─── Data to process ───

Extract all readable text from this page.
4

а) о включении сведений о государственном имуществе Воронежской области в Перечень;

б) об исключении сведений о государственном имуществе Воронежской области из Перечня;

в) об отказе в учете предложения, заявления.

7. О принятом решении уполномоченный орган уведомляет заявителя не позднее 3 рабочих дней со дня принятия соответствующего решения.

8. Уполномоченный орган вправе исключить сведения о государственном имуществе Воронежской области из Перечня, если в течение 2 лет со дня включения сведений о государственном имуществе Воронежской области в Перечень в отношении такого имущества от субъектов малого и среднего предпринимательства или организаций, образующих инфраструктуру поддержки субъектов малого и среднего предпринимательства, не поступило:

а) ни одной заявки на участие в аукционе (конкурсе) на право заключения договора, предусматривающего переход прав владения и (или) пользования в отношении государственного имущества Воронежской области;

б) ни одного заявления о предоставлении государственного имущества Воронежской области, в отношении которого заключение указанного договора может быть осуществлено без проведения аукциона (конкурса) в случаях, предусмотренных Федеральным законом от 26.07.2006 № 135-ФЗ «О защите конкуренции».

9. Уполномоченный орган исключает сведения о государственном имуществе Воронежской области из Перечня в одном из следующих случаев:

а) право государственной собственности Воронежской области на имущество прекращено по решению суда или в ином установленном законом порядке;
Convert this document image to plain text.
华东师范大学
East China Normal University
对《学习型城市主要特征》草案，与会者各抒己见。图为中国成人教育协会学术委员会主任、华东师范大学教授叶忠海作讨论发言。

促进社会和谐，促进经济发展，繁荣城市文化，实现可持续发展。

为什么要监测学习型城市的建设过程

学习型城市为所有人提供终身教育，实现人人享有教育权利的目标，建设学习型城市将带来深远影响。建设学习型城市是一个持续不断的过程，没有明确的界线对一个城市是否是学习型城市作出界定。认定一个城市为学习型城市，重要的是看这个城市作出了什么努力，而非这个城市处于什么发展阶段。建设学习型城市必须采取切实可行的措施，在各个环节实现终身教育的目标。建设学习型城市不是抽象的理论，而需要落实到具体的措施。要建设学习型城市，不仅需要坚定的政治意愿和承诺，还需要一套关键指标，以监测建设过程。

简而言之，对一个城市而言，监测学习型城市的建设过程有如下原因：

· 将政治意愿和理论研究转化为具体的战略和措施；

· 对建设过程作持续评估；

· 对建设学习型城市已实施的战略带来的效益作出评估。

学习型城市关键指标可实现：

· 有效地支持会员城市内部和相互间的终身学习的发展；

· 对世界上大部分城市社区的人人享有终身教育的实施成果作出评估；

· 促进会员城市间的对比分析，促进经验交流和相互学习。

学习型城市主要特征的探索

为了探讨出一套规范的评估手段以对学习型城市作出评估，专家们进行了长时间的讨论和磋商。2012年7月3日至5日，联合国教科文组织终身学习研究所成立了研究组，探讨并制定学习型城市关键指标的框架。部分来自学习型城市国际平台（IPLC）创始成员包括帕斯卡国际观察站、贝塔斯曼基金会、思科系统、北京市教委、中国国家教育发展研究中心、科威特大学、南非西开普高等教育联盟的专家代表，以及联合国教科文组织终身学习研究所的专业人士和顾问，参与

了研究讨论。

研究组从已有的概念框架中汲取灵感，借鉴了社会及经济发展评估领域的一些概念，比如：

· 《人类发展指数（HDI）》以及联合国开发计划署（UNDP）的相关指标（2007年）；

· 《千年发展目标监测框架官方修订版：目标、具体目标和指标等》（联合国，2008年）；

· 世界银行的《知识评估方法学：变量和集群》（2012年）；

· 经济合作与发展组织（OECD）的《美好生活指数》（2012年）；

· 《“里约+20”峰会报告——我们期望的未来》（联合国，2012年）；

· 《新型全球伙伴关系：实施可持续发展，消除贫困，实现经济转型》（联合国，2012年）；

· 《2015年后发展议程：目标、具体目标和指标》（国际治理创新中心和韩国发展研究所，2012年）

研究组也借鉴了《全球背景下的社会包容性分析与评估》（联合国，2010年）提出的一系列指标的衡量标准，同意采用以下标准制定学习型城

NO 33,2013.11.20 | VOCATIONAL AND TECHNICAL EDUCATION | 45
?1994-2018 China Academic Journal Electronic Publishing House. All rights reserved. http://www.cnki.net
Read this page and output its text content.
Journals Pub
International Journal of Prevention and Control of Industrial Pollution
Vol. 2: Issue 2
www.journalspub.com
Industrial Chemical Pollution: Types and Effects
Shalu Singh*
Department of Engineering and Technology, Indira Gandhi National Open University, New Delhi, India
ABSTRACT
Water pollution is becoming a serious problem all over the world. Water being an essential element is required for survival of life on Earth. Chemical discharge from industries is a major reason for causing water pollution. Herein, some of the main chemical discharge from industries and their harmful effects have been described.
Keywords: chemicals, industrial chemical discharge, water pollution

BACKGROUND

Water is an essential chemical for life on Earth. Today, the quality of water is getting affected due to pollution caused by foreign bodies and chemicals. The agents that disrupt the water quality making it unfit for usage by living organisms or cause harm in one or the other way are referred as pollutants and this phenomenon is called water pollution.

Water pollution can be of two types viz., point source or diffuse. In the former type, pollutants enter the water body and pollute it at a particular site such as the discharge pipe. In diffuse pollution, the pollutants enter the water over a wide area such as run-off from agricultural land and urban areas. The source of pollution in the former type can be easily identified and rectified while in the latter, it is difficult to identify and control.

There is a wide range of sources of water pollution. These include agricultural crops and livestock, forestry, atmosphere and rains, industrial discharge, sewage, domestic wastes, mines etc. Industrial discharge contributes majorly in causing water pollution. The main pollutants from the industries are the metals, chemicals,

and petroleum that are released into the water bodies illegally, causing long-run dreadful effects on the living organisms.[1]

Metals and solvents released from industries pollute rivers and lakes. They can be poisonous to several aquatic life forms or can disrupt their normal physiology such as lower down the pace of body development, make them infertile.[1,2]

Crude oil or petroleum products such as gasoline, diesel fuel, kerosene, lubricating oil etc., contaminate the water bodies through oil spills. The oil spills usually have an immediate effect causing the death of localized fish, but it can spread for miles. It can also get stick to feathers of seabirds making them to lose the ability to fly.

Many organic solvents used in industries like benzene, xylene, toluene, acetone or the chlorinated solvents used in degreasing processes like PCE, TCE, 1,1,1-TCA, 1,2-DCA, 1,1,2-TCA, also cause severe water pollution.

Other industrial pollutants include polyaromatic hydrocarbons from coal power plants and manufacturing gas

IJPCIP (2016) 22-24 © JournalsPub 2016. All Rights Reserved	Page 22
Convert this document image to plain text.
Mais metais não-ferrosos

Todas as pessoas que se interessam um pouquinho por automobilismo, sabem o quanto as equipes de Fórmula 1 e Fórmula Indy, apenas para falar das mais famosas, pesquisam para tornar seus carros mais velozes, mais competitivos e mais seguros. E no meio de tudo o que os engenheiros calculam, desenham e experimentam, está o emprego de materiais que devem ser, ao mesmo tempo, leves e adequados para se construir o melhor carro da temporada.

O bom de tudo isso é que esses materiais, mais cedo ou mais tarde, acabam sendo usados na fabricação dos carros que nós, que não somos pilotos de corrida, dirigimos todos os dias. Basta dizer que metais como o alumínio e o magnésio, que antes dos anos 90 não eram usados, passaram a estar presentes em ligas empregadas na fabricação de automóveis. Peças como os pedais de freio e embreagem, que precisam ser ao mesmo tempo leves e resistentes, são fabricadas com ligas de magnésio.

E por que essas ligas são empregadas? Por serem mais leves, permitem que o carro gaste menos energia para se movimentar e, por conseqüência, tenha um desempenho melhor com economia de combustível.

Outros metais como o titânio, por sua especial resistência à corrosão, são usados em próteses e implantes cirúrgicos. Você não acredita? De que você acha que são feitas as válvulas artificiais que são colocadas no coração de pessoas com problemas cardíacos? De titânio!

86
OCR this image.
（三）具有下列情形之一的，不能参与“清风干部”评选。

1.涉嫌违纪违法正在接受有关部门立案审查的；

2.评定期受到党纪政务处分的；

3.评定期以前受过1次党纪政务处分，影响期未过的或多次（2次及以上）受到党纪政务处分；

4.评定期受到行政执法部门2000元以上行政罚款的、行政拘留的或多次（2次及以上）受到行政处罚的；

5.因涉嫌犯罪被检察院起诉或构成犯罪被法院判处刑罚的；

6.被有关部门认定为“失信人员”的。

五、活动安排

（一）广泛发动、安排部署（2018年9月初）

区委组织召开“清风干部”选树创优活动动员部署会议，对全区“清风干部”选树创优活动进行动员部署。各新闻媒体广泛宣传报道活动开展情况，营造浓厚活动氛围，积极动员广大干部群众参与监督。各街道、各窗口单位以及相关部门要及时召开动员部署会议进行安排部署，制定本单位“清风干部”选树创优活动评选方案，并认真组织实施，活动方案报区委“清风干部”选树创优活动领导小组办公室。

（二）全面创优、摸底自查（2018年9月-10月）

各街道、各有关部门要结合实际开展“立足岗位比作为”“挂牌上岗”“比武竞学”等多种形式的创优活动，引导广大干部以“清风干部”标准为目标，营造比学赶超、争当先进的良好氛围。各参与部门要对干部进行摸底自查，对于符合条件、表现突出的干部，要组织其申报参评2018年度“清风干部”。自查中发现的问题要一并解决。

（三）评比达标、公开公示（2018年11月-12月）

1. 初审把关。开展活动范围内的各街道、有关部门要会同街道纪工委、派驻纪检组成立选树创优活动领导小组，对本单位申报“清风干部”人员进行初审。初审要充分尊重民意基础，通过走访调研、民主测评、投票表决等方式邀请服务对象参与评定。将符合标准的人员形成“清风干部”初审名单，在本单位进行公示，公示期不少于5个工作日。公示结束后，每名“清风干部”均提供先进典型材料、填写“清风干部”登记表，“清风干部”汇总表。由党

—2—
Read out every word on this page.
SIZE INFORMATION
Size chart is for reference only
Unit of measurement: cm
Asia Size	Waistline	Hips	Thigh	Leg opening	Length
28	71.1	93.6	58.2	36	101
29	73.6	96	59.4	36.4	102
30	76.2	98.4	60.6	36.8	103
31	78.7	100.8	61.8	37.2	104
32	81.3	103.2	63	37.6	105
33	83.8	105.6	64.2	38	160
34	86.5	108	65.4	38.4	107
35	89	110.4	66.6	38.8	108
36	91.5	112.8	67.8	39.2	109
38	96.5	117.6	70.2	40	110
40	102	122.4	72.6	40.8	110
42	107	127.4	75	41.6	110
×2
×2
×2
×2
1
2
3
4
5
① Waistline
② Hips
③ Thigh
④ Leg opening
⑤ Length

───

● **Aim**:
Your task is to list each line of the records with the word "договора".

● **In response**:
а) ни одной заявки на участие в аукционе (конкурсе) на право заключения договора, предусматривающего переход прав владения и (или) пользования в отношении государственного имущества Воронежской области;
б) ни одного заявления о предоставлении государственного имущества Воронежской области, в отношении которого заключение указанного договора может быть осуществлено без проведения аукциона (конкурса) в случаях, предусмотренных Федеральным законом от 26.07.2006 № 135-ФЗ «О защите конкуренции».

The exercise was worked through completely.